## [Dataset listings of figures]
▼

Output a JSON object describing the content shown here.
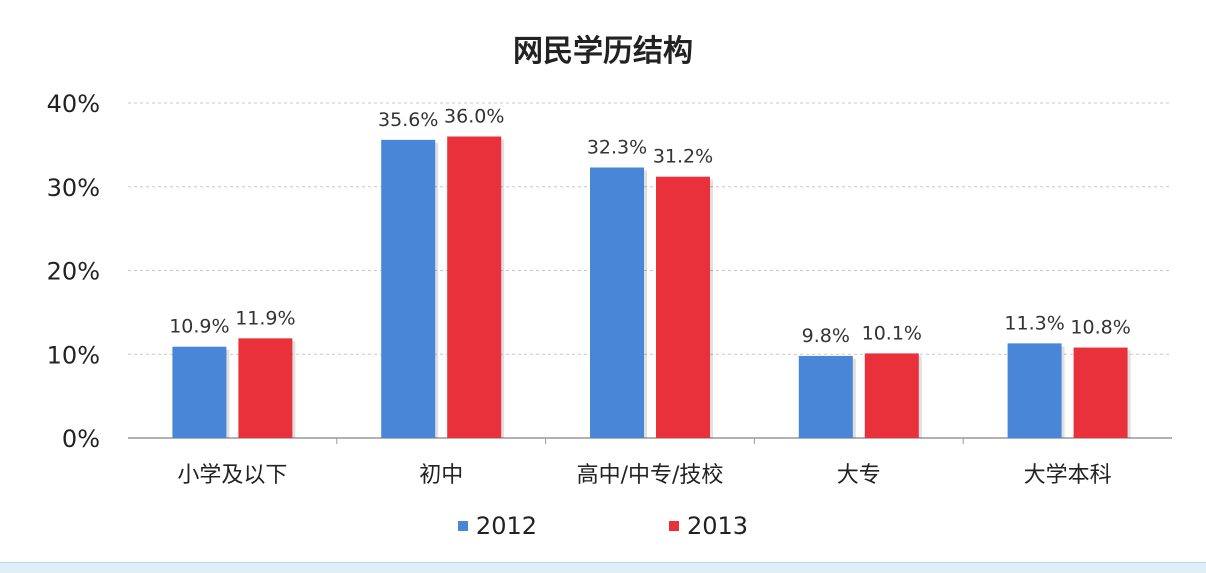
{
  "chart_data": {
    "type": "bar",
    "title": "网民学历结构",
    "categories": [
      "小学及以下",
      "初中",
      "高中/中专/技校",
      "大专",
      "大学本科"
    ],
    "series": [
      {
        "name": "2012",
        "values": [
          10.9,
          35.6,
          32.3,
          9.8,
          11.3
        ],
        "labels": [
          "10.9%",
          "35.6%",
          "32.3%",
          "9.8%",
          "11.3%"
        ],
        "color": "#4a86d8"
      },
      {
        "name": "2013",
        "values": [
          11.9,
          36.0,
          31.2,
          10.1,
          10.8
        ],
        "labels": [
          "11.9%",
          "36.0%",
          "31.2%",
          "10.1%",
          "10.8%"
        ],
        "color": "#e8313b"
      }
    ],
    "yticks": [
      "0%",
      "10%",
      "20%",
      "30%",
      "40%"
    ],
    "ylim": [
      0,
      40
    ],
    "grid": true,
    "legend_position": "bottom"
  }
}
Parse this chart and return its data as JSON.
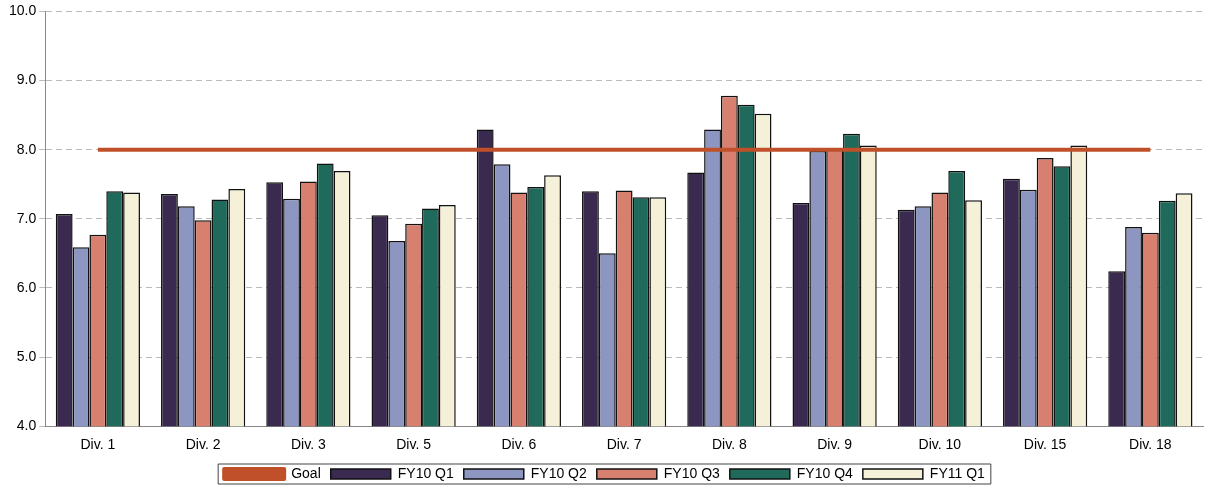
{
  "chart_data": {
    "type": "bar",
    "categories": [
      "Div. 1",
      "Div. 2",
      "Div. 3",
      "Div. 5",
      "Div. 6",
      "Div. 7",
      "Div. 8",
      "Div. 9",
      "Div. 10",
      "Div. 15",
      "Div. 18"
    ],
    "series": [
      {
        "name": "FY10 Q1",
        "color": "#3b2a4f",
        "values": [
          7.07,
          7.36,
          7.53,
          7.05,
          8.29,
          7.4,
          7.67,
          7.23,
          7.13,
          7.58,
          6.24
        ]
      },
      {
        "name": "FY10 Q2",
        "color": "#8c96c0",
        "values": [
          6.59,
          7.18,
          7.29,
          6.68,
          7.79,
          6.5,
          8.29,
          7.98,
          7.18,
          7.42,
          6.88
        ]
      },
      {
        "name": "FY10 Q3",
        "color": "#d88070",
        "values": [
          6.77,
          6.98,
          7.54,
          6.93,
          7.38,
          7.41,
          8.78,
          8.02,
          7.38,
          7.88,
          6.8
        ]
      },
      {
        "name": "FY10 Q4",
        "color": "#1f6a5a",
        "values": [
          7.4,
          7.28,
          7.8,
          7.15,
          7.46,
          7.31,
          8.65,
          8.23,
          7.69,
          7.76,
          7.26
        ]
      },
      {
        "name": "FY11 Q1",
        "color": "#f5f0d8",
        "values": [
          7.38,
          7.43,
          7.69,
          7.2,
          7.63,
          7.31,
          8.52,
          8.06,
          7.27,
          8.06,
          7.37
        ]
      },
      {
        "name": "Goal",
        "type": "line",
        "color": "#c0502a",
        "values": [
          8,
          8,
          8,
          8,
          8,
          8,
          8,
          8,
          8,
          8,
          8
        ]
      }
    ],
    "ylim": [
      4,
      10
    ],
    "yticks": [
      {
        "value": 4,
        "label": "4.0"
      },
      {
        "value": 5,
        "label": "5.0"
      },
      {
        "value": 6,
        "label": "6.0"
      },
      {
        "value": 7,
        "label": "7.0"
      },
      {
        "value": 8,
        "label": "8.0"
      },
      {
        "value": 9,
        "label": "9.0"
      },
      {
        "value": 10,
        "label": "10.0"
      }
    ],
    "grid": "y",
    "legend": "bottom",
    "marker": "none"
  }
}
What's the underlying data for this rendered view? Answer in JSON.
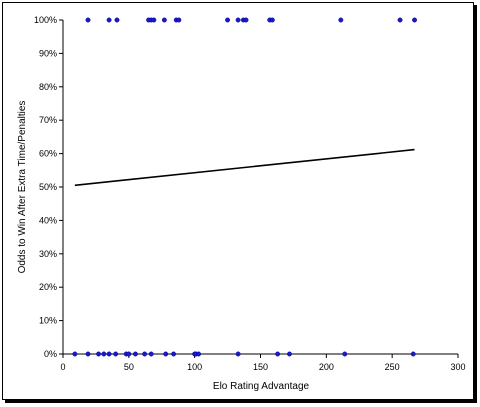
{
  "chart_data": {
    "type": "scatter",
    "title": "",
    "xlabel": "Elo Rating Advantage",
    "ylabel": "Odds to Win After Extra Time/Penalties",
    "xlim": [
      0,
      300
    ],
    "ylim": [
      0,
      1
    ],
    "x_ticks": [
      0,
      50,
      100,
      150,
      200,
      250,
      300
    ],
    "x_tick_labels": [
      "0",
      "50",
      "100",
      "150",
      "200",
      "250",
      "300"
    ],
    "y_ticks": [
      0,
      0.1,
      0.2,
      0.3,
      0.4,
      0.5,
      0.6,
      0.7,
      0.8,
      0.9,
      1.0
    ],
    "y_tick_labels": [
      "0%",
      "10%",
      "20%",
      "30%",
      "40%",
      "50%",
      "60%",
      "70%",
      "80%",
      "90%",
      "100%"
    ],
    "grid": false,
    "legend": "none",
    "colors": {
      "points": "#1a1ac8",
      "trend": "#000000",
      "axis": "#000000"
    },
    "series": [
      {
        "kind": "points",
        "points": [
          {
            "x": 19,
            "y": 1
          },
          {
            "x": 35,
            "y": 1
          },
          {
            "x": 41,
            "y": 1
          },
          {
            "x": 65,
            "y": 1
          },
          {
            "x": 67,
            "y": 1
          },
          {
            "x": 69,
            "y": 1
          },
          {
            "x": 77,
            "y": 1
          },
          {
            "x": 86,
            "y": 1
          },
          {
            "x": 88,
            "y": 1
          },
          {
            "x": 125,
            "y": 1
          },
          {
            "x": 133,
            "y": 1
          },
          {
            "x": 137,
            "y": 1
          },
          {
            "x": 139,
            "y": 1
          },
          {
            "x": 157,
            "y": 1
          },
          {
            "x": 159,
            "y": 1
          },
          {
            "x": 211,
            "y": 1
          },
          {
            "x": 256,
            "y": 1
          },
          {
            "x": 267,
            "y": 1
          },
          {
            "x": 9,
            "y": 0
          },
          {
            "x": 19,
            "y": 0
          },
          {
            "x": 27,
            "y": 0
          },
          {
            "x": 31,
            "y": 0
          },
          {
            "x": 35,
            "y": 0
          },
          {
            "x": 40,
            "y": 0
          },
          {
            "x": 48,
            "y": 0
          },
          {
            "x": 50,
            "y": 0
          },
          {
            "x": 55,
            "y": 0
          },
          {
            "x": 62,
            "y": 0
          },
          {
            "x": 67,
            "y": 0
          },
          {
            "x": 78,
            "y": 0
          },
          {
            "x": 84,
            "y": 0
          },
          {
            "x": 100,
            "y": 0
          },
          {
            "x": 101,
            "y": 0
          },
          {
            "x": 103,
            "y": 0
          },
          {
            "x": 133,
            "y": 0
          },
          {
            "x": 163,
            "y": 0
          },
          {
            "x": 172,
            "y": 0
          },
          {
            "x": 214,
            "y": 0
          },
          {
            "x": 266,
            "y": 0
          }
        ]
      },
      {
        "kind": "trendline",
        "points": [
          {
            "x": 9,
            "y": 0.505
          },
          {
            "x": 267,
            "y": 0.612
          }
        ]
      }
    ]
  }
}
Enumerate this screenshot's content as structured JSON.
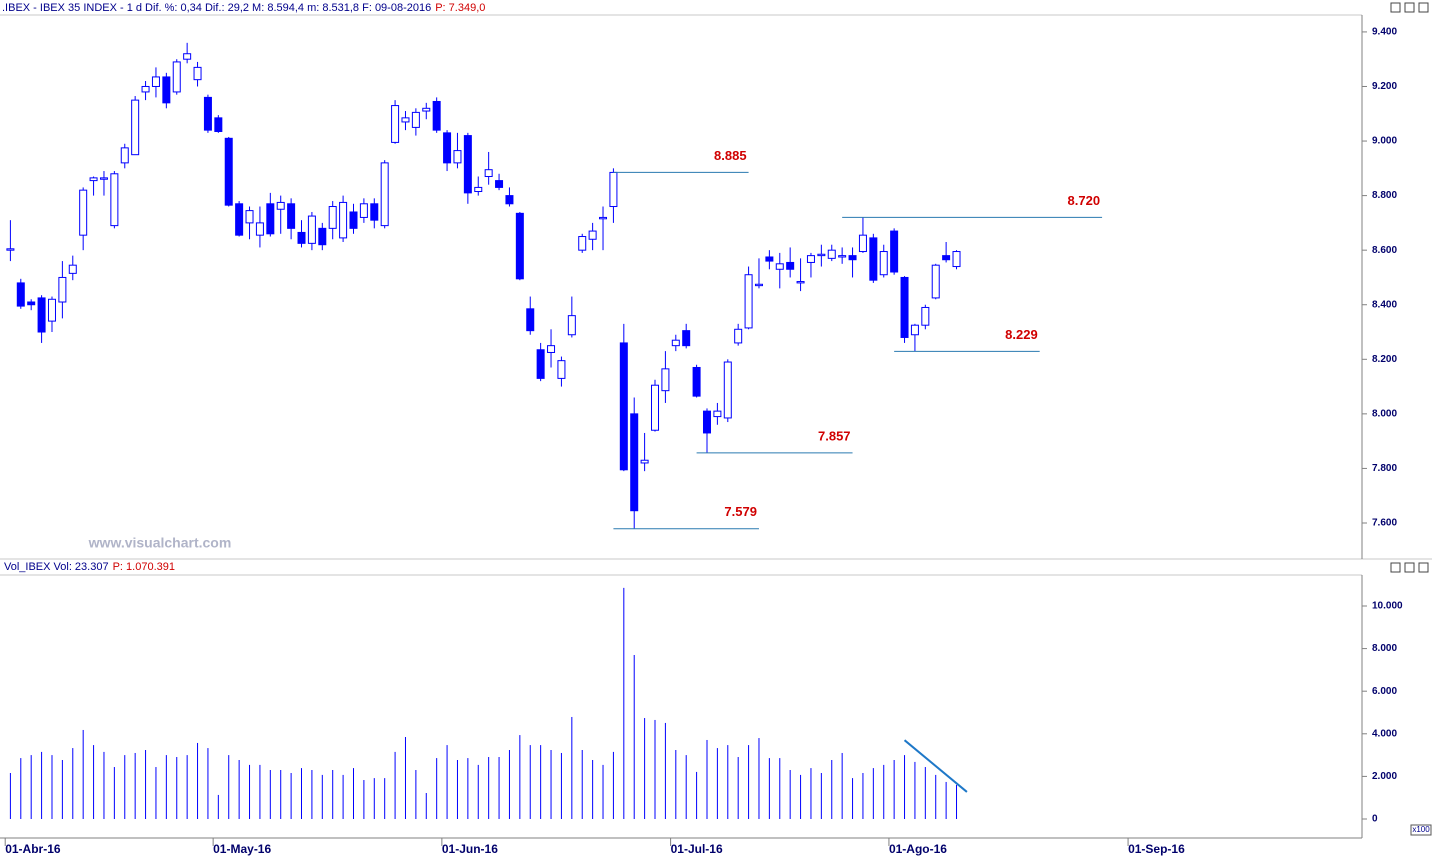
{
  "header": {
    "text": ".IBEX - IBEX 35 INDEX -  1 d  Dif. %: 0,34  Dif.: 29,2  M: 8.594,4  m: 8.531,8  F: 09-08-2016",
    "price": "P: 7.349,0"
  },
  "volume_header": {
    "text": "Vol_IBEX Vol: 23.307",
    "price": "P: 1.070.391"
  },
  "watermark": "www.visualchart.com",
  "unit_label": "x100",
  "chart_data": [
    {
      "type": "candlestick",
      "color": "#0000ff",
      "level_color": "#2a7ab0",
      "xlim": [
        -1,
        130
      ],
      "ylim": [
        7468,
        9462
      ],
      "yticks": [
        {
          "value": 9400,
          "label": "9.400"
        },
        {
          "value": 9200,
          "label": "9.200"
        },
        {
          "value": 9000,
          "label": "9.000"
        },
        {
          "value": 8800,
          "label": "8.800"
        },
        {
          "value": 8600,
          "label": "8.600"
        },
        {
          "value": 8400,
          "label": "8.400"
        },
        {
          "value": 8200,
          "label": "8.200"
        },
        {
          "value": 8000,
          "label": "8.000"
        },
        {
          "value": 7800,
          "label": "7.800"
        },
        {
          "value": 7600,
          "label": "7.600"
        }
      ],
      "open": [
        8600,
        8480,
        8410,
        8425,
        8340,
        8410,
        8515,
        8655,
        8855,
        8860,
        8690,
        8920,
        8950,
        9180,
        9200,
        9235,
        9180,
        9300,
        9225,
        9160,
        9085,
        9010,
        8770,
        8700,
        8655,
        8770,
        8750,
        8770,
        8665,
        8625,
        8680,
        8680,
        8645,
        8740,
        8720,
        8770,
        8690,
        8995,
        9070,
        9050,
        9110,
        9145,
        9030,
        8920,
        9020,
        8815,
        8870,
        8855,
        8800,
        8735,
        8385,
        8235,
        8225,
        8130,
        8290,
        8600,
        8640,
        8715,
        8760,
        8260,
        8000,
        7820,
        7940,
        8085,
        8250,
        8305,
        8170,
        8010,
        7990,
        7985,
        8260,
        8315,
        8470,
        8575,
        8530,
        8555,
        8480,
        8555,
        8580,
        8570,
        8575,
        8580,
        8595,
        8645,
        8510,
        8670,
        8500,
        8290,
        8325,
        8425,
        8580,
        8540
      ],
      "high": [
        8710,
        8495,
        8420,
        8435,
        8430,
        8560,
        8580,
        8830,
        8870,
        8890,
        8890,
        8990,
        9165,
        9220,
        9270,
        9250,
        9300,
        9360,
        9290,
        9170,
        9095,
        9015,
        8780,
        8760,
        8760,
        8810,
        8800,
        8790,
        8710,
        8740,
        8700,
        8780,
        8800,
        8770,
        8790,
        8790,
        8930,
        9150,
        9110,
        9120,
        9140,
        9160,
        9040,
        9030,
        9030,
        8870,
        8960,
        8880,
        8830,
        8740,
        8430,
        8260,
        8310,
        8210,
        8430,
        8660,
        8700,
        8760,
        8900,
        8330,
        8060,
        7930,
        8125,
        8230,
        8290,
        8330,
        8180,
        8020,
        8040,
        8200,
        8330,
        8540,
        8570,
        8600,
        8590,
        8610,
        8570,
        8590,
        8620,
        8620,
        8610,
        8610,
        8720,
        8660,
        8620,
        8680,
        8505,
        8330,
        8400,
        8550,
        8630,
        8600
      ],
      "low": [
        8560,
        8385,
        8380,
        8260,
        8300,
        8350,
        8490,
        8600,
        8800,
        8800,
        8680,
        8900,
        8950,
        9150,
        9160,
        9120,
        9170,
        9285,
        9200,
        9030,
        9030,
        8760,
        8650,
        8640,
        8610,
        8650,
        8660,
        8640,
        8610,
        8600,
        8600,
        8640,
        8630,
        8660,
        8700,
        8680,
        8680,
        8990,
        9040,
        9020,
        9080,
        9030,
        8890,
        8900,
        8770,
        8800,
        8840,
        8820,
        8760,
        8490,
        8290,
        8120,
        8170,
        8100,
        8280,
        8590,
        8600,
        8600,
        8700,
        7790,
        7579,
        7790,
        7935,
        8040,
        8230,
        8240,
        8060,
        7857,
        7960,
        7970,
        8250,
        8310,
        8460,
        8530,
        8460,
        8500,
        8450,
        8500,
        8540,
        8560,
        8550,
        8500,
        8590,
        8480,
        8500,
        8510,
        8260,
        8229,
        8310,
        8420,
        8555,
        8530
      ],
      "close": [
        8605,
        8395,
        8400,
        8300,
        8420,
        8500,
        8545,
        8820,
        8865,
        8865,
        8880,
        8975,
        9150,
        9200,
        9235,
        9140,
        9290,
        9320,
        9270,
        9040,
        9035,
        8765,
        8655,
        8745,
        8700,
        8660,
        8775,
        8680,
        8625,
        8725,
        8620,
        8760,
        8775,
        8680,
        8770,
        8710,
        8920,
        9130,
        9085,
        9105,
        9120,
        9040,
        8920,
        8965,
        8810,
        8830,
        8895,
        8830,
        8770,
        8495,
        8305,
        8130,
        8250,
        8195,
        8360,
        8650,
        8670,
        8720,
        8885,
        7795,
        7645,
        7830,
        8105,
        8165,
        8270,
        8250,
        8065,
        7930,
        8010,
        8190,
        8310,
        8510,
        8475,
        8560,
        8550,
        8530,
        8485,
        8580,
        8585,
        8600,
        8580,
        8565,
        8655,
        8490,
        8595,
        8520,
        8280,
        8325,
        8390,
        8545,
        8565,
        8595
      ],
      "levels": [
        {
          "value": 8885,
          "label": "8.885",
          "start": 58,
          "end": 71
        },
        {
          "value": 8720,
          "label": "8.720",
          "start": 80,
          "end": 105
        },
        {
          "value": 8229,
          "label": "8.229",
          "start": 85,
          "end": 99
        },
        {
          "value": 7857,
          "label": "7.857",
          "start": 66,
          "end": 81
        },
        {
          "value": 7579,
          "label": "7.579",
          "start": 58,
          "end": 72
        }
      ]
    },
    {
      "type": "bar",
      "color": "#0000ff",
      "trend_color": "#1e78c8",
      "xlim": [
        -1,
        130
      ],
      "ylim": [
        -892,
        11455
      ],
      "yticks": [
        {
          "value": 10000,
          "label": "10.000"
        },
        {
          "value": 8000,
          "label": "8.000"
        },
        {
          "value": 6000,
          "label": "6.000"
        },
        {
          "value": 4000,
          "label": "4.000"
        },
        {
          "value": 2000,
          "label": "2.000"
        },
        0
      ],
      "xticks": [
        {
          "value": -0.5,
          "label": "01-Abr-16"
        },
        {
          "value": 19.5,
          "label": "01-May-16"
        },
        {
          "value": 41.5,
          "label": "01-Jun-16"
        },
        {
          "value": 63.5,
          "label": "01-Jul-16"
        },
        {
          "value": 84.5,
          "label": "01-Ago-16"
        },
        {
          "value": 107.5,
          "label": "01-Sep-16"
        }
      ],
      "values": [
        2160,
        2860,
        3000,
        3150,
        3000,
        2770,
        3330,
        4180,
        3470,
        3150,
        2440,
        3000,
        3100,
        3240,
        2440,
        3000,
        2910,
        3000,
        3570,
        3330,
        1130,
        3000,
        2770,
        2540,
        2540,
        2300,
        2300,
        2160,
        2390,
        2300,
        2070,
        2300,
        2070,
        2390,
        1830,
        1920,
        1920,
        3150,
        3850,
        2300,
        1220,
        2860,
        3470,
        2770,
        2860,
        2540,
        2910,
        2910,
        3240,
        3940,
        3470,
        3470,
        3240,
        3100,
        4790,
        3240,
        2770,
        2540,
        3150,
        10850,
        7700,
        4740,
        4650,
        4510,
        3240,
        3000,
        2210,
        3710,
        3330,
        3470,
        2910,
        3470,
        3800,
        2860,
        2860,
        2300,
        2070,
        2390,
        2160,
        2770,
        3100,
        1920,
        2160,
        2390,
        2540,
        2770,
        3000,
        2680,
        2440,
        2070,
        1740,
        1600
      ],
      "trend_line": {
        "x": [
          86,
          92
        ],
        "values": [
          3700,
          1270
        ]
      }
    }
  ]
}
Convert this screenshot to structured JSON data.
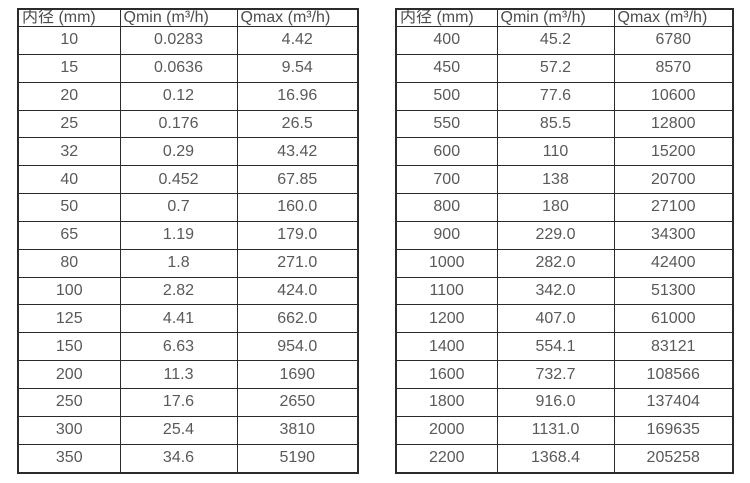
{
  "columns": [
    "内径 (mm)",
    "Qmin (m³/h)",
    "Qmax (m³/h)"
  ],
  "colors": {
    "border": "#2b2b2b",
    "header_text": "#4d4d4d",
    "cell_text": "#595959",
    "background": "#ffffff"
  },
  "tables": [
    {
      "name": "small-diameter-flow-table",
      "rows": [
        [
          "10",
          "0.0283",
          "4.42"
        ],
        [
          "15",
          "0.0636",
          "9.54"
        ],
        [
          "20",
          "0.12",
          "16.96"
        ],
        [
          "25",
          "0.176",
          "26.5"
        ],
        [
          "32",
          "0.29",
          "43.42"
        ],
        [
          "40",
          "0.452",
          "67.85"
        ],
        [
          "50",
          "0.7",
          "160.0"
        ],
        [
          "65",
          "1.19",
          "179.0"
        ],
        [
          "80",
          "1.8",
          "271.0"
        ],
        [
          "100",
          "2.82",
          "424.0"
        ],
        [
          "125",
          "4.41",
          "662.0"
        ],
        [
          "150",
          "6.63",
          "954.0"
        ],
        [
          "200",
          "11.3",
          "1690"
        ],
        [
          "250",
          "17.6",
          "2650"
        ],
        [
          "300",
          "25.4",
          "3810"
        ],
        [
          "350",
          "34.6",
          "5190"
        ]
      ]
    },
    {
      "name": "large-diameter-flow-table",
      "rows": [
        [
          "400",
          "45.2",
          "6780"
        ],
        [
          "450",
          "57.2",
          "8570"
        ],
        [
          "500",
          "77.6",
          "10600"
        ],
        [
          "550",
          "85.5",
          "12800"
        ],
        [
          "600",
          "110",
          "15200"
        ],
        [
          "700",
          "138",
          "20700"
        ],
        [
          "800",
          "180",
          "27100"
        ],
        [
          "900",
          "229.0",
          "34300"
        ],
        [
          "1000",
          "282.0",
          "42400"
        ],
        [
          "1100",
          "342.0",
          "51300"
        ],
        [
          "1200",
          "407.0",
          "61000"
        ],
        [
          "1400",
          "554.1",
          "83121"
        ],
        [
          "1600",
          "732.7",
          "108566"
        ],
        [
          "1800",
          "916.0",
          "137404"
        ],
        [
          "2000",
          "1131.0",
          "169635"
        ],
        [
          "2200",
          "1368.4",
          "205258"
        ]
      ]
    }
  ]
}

▲

## [SET EXERCISE]
Copy every line of the listing that contains the word "type".

## [THE SOLUTION]
    "type": "bar",
    "type": "bar",
        "type": "line",
    "type": "scatter",
      "type": "candlestick",
      "type": "bar",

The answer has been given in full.